Write out each line beneath this one exactly as it reads.

#### THE RECORDS:
=-=-=-=-=
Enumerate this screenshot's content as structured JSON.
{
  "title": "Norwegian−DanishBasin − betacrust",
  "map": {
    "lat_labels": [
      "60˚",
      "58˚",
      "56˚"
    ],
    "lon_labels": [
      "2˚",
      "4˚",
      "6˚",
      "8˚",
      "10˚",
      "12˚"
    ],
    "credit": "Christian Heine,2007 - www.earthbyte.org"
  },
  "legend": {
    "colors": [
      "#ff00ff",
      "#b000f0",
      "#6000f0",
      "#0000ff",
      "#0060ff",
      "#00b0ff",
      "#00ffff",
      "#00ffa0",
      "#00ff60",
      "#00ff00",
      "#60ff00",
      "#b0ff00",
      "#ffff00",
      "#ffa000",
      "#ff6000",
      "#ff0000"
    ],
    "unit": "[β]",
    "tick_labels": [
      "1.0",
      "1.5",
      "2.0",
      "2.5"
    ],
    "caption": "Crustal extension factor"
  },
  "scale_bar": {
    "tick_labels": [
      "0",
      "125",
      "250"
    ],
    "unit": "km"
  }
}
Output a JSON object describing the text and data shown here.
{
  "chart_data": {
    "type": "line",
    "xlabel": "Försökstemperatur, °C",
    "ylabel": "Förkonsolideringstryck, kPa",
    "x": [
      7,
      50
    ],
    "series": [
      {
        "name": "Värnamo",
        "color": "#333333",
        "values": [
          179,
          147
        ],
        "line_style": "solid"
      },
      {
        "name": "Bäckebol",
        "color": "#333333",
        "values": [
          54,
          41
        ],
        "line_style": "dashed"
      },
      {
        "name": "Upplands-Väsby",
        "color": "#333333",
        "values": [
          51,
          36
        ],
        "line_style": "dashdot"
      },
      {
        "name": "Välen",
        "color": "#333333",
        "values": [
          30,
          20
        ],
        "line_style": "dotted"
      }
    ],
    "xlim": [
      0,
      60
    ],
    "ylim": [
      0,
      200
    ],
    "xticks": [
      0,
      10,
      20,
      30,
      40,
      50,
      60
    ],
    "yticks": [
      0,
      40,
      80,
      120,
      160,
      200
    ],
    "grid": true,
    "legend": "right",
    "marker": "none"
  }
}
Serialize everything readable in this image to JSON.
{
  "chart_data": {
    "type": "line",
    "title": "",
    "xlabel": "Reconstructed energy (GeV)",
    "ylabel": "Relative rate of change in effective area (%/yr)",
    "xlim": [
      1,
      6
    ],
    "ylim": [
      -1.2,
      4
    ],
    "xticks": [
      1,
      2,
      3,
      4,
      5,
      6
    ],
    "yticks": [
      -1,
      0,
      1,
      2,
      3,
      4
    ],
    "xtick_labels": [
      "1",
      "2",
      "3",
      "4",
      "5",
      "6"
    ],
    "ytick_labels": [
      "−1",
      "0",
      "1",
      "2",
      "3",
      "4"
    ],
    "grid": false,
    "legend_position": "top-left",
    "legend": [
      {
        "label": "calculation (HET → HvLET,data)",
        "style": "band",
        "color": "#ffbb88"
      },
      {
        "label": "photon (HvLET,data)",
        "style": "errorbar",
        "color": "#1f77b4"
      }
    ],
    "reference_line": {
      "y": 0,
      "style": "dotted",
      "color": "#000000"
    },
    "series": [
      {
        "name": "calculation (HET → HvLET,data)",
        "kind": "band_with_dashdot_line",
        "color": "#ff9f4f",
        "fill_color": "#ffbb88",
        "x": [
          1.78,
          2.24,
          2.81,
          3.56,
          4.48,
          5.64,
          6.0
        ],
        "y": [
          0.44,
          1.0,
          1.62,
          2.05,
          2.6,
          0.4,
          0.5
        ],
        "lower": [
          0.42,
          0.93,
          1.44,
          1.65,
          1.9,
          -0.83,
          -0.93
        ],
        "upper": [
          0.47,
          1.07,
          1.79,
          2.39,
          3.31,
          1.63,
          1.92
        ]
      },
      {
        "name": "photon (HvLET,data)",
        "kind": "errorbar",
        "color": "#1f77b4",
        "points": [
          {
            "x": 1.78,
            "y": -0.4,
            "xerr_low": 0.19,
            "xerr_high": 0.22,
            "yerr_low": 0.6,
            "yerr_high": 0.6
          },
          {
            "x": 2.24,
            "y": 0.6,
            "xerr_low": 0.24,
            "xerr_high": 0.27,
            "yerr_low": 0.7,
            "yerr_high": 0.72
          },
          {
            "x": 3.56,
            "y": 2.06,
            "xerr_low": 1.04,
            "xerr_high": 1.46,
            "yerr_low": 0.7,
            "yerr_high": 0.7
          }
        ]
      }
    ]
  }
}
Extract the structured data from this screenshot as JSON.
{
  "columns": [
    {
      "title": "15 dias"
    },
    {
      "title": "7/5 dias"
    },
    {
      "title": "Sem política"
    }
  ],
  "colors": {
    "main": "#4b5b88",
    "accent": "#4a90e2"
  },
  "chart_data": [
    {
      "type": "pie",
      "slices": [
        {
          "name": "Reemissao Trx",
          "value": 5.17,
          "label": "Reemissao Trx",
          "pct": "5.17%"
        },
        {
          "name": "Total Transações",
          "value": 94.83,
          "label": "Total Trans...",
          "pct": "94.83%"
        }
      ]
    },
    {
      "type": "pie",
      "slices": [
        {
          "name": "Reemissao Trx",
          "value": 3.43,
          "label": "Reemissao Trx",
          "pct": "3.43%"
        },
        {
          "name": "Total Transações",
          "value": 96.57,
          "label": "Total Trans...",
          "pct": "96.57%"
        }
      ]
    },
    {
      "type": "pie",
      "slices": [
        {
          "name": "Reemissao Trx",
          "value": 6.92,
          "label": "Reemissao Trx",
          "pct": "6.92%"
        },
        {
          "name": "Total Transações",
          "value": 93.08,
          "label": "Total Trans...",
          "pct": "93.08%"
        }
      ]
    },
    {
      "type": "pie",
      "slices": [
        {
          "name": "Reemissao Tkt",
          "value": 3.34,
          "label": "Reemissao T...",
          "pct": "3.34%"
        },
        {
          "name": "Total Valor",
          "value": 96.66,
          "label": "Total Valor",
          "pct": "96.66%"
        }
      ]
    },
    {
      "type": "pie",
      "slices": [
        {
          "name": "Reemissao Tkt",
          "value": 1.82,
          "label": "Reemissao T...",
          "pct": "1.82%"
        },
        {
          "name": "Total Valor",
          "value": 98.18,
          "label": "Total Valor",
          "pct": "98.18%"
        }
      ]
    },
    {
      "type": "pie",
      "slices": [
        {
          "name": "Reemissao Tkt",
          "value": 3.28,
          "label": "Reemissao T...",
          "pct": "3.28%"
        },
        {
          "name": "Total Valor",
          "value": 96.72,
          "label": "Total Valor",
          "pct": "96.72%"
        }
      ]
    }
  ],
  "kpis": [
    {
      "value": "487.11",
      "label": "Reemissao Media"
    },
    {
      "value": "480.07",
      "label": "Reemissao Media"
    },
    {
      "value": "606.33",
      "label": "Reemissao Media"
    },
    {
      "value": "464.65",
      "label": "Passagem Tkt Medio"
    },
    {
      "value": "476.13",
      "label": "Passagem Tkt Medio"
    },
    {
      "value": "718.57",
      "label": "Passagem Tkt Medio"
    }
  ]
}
=-=-=-=-=
#### IN RESPONSE:
Enumerate this screenshot's content as structured JSON.
{
  "title": "Norwegian−DanishBasin − betacrust",
  "map": {
    "lat_labels": [
      "60˚",
      "58˚",
      "56˚"
    ],
    "lon_labels": [
      "2˚",
      "4˚",
      "6˚",
      "8˚",
      "10˚",
      "12˚"
    ],
    "credit": "Christian Heine,2007 - www.earthbyte.org"
  },
  "legend": {
    "colors": [
      "#ff00ff",
      "#b000f0",
      "#6000f0",
      "#0000ff",
      "#0060ff",
      "#00b0ff",
      "#00ffff",
      "#00ffa0",
      "#00ff60",
      "#00ff00",
      "#60ff00",
      "#b0ff00",
      "#ffff00",
      "#ffa000",
      "#ff6000",
      "#ff0000"
    ],
    "unit": "[β]",
    "tick_labels": [
      "1.0",
      "1.5",
      "2.0",
      "2.5"
    ],
    "caption": "Crustal extension factor"
  },
  "scale_bar": {
    "tick_labels": [
      "0",
      "125",
      "250"
    ],
    "unit": "km"
  }
}
Output a JSON object describing the text and data shown here.
{
  "chart_data": {
    "type": "line",
    "xlabel": "Försökstemperatur, °C",
    "ylabel": "Förkonsolideringstryck, kPa",
    "x": [
      7,
      50
    ],
    "series": [
      {
        "name": "Värnamo",
        "color": "#333333",
        "values": [
          179,
          147
        ],
        "line_style": "solid"
      },
      {
        "name": "Bäckebol",
        "color": "#333333",
        "values": [
          54,
          41
        ],
        "line_style": "dashed"
      },
      {
        "name": "Upplands-Väsby",
        "color": "#333333",
        "values": [
          51,
          36
        ],
        "line_style": "dashdot"
      },
      {
        "name": "Välen",
        "color": "#333333",
        "values": [
          30,
          20
        ],
        "line_style": "dotted"
      }
    ],
    "xlim": [
      0,
      60
    ],
    "ylim": [
      0,
      200
    ],
    "xticks": [
      0,
      10,
      20,
      30,
      40,
      50,
      60
    ],
    "yticks": [
      0,
      40,
      80,
      120,
      160,
      200
    ],
    "grid": true,
    "legend": "right",
    "marker": "none"
  }
}
Serialize everything readable in this image to JSON.
{
  "chart_data": {
    "type": "line",
    "title": "",
    "xlabel": "Reconstructed energy (GeV)",
    "ylabel": "Relative rate of change in effective area (%/yr)",
    "xlim": [
      1,
      6
    ],
    "ylim": [
      -1.2,
      4
    ],
    "xticks": [
      1,
      2,
      3,
      4,
      5,
      6
    ],
    "yticks": [
      -1,
      0,
      1,
      2,
      3,
      4
    ],
    "xtick_labels": [
      "1",
      "2",
      "3",
      "4",
      "5",
      "6"
    ],
    "ytick_labels": [
      "−1",
      "0",
      "1",
      "2",
      "3",
      "4"
    ],
    "grid": false,
    "legend_position": "top-left",
    "legend": [
      {
        "label": "calculation (HET → HvLET,data)",
        "style": "band",
        "color": "#ffbb88"
      },
      {
        "label": "photon (HvLET,data)",
        "style": "errorbar",
        "color": "#1f77b4"
      }
    ],
    "reference_line": {
      "y": 0,
      "style": "dotted",
      "color": "#000000"
    },
    "series": [
      {
        "name": "calculation (HET → HvLET,data)",
        "kind": "band_with_dashdot_line",
        "color": "#ff9f4f",
        "fill_color": "#ffbb88",
        "x": [
          1.78,
          2.24,
          2.81,
          3.56,
          4.48,
          5.64,
          6.0
        ],
        "y": [
          0.44,
          1.0,
          1.62,
          2.05,
          2.6,
          0.4,
          0.5
        ],
        "lower": [
          0.42,
          0.93,
          1.44,
          1.65,
          1.9,
          -0.83,
          -0.93
        ],
        "upper": [
          0.47,
          1.07,
          1.79,
          2.39,
          3.31,
          1.63,
          1.92
        ]
      },
      {
        "name": "photon (HvLET,data)",
        "kind": "errorbar",
        "color": "#1f77b4",
        "points": [
          {
            "x": 1.78,
            "y": -0.4,
            "xerr_low": 0.19,
            "xerr_high": 0.22,
            "yerr_low": 0.6,
            "yerr_high": 0.6
          },
          {
            "x": 2.24,
            "y": 0.6,
            "xerr_low": 0.24,
            "xerr_high": 0.27,
            "yerr_low": 0.7,
            "yerr_high": 0.72
          },
          {
            "x": 3.56,
            "y": 2.06,
            "xerr_low": 1.04,
            "xerr_high": 1.46,
            "yerr_low": 0.7,
            "yerr_high": 0.7
          }
        ]
      }
    ]
  }
}
Extract the structured data from this screenshot as JSON.
{
  "columns": [
    {
      "title": "15 dias"
    },
    {
      "title": "7/5 dias"
    },
    {
      "title": "Sem política"
    }
  ],
  "colors": {
    "main": "#4b5b88",
    "accent": "#4a90e2"
  },
  "chart_data": [
    {
      "type": "pie",
      "slices": [
        {
          "name": "Reemissao Trx",
          "value": 5.17,
          "label": "Reemissao Trx",
          "pct": "5.17%"
        },
        {
          "name": "Total Transações",
          "value": 94.83,
          "label": "Total Trans...",
          "pct": "94.83%"
        }
      ]
    },
    {
      "type": "pie",
      "slices": [
        {
          "name": "Reemissao Trx",
          "value": 3.43,
          "label": "Reemissao Trx",
          "pct": "3.43%"
        },
        {
          "name": "Total Transações",
          "value": 96.57,
          "label": "Total Trans...",
          "pct": "96.57%"
        }
      ]
    },
    {
      "type": "pie",
      "slices": [
        {
          "name": "Reemissao Trx",
          "value": 6.92,
          "label": "Reemissao Trx",
          "pct": "6.92%"
        },
        {
          "name": "Total Transações",
          "value": 93.08,
          "label": "Total Trans...",
          "pct": "93.08%"
        }
      ]
    },
    {
      "type": "pie",
      "slices": [
        {
          "name": "Reemissao Tkt",
          "value": 3.34,
          "label": "Reemissao T...",
          "pct": "3.34%"
        },
        {
          "name": "Total Valor",
          "value": 96.66,
          "label": "Total Valor",
          "pct": "96.66%"
        }
      ]
    },
    {
      "type": "pie",
      "slices": [
        {
          "name": "Reemissao Tkt",
          "value": 1.82,
          "label": "Reemissao T...",
          "pct": "1.82%"
        },
        {
          "name": "Total Valor",
          "value": 98.18,
          "label": "Total Valor",
          "pct": "98.18%"
        }
      ]
    },
    {
      "type": "pie",
      "slices": [
        {
          "name": "Reemissao Tkt",
          "value": 3.28,
          "label": "Reemissao T...",
          "pct": "3.28%"
        },
        {
          "name": "Total Valor",
          "value": 96.72,
          "label": "Total Valor",
          "pct": "96.72%"
        }
      ]
    }
  ],
  "kpis": [
    {
      "value": "487.11",
      "label": "Reemissao Media"
    },
    {
      "value": "480.07",
      "label": "Reemissao Media"
    },
    {
      "value": "606.33",
      "label": "Reemissao Media"
    },
    {
      "value": "464.65",
      "label": "Passagem Tkt Medio"
    },
    {
      "value": "476.13",
      "label": "Passagem Tkt Medio"
    },
    {
      "value": "718.57",
      "label": "Passagem Tkt Medio"
    }
  ]
}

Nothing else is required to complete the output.